### Prompt:
Count the lines below that contain the word "legend", and reply with only that number.

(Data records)
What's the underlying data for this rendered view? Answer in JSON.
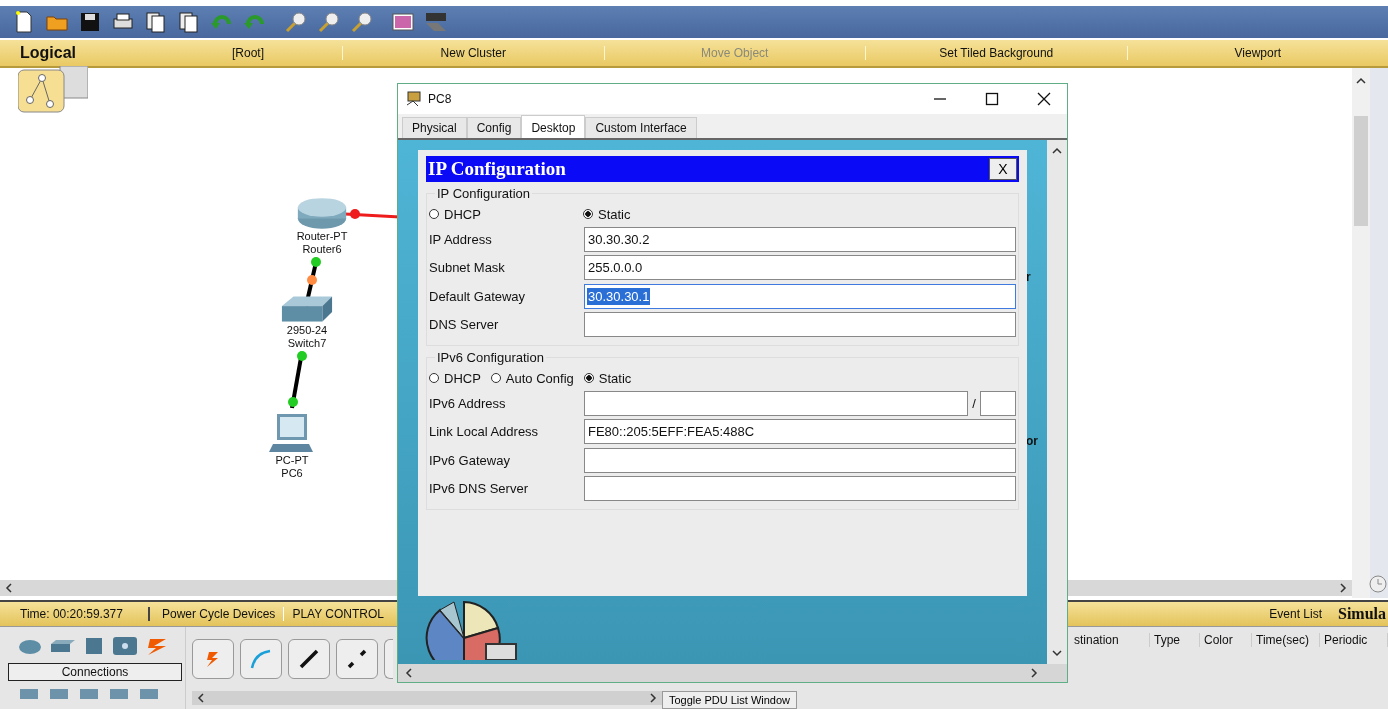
{
  "workspace_bar": {
    "mode_tab": "Logical",
    "items": [
      {
        "label": "[Root]",
        "disabled": false
      },
      {
        "label": "New Cluster",
        "disabled": false
      },
      {
        "label": "Move Object",
        "disabled": true
      },
      {
        "label": "Set Tiled Background",
        "disabled": false
      },
      {
        "label": "Viewport",
        "disabled": false
      }
    ]
  },
  "topology": {
    "devices": [
      {
        "kind": "router",
        "model": "Router-PT",
        "name": "Router6"
      },
      {
        "kind": "switch",
        "model": "2950-24",
        "name": "Switch7"
      },
      {
        "kind": "pc",
        "model": "PC-PT",
        "name": "PC6"
      }
    ],
    "link_lights": [
      {
        "color": "#ee1c1c"
      },
      {
        "color": "#22cc22"
      },
      {
        "color": "#ff8c42"
      },
      {
        "color": "#22cc22"
      },
      {
        "color": "#22cc22"
      }
    ]
  },
  "pc_window": {
    "title": "PC8",
    "tabs": [
      {
        "label": "Physical",
        "selected": false
      },
      {
        "label": "Config",
        "selected": false
      },
      {
        "label": "Desktop",
        "selected": true
      },
      {
        "label": "Custom Interface",
        "selected": false
      }
    ],
    "background_fragments": [
      "r",
      "or"
    ],
    "ip_dialog": {
      "title": "IP Configuration",
      "close": "X",
      "ipv4": {
        "legend": "IP Configuration",
        "modes": [
          {
            "label": "DHCP",
            "selected": false
          },
          {
            "label": "Static",
            "selected": true
          }
        ],
        "fields": [
          {
            "label": "IP Address",
            "value": "30.30.30.2",
            "highlighted": false
          },
          {
            "label": "Subnet Mask",
            "value": "255.0.0.0",
            "highlighted": false
          },
          {
            "label": "Default Gateway",
            "value": "30.30.30.1",
            "highlighted": true
          },
          {
            "label": "DNS Server",
            "highlighted": false
          }
        ]
      },
      "ipv6": {
        "legend": "IPv6 Configuration",
        "modes": [
          {
            "label": "DHCP",
            "selected": false
          },
          {
            "label": "Auto Config",
            "selected": false
          },
          {
            "label": "Static",
            "selected": true
          }
        ],
        "fields": [
          {
            "label": "IPv6 Address",
            "kind": "prefixed",
            "separator": "/"
          },
          {
            "label": "Link Local Address",
            "kind": "plain",
            "value": "FE80::205:5EFF:FEA5:488C"
          },
          {
            "label": "IPv6 Gateway",
            "kind": "plain"
          },
          {
            "label": "IPv6 DNS Server",
            "kind": "plain"
          }
        ]
      }
    }
  },
  "status_bar": {
    "time": "Time: 00:20:59.377",
    "power_cycle": "Power Cycle Devices",
    "play_controls": "PLAY CONTROL",
    "event_list": "Event List",
    "mode": "Simula"
  },
  "device_panel": {
    "category_label": "Connections"
  },
  "pdu_list": {
    "columns": [
      "stination",
      "Type",
      "Color",
      "Time(sec)",
      "Periodic"
    ],
    "toggle_button": "Toggle PDU List Window"
  }
}
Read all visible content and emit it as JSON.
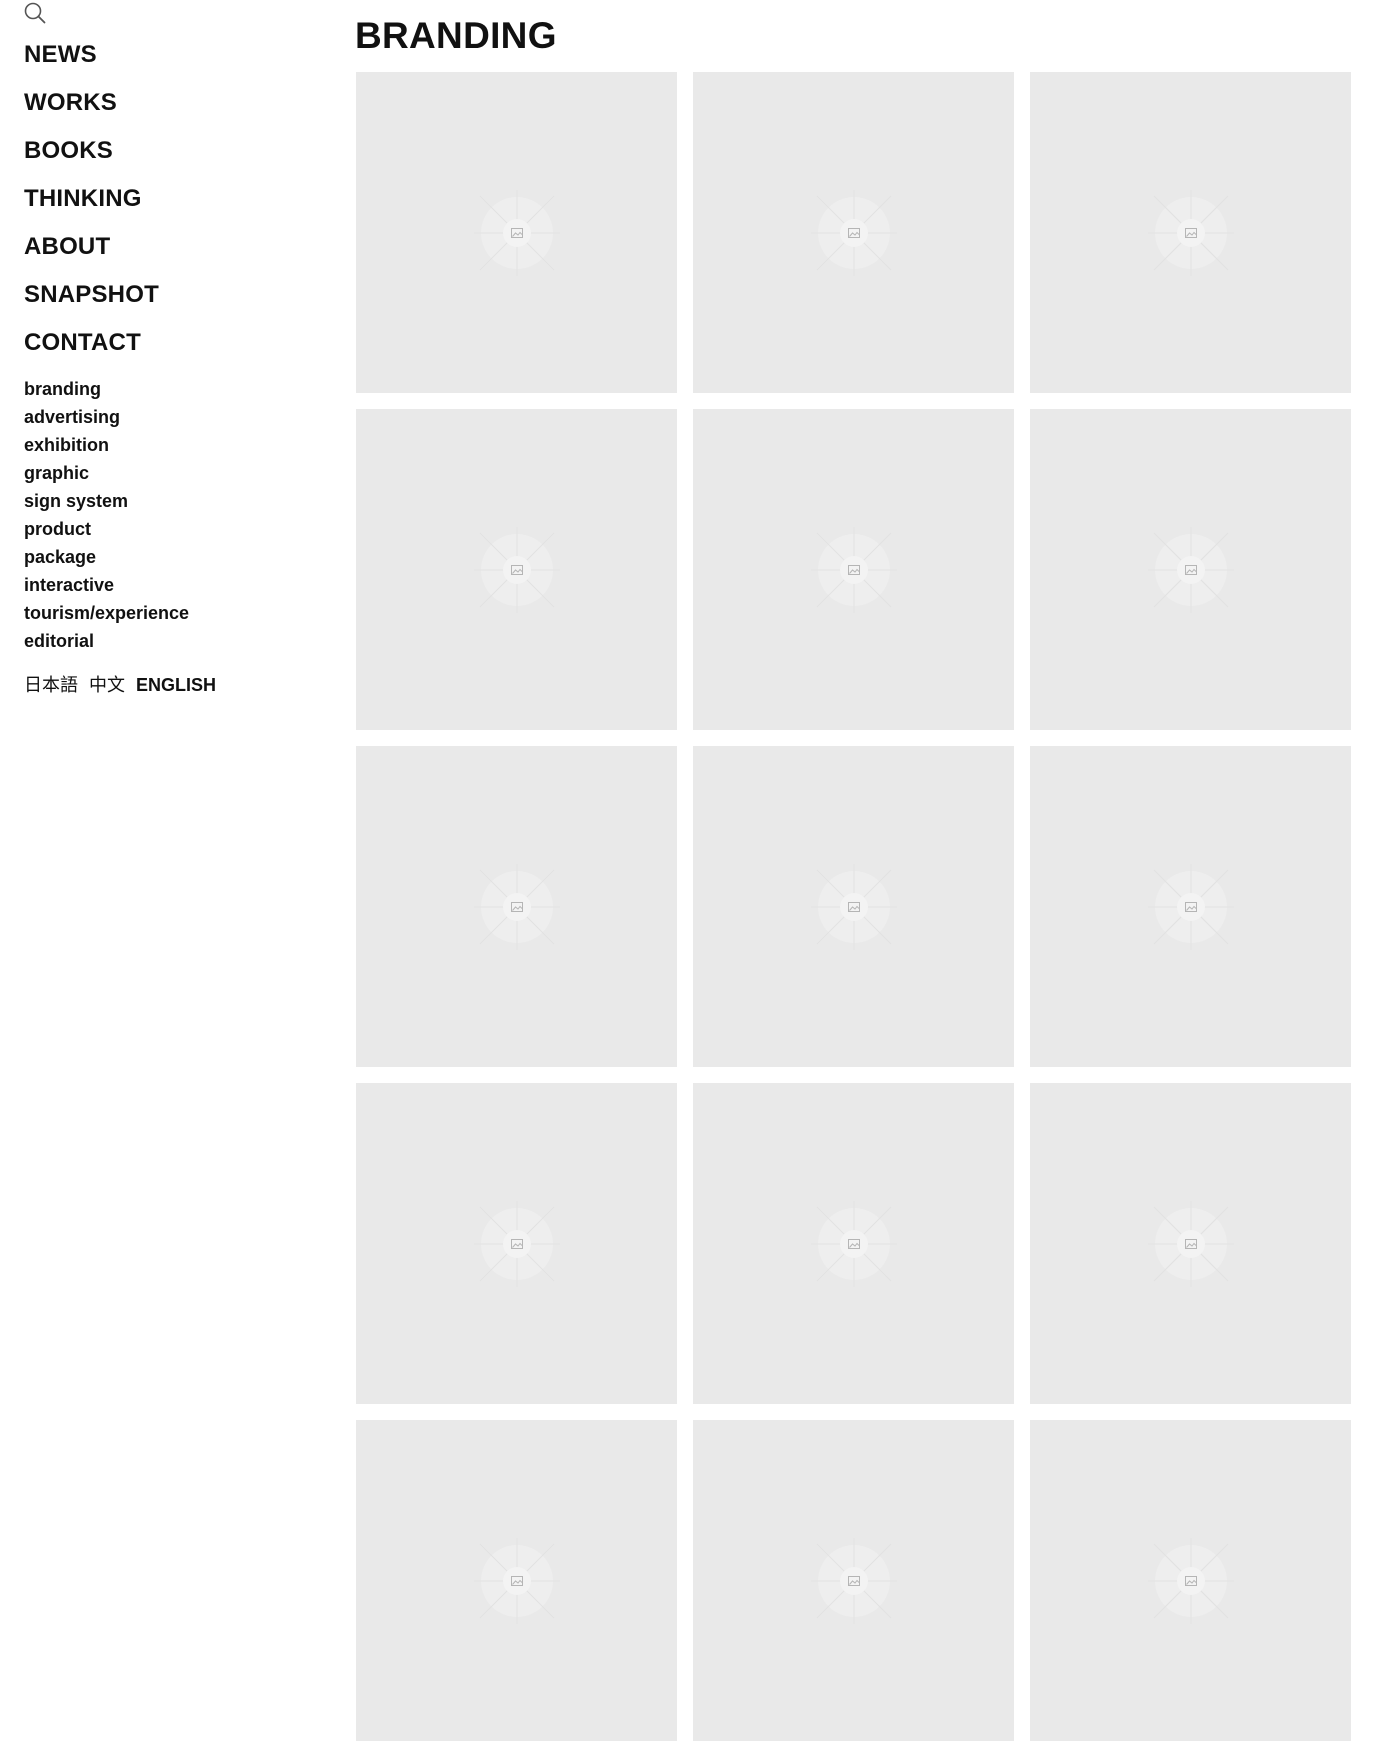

### Exercise output:
2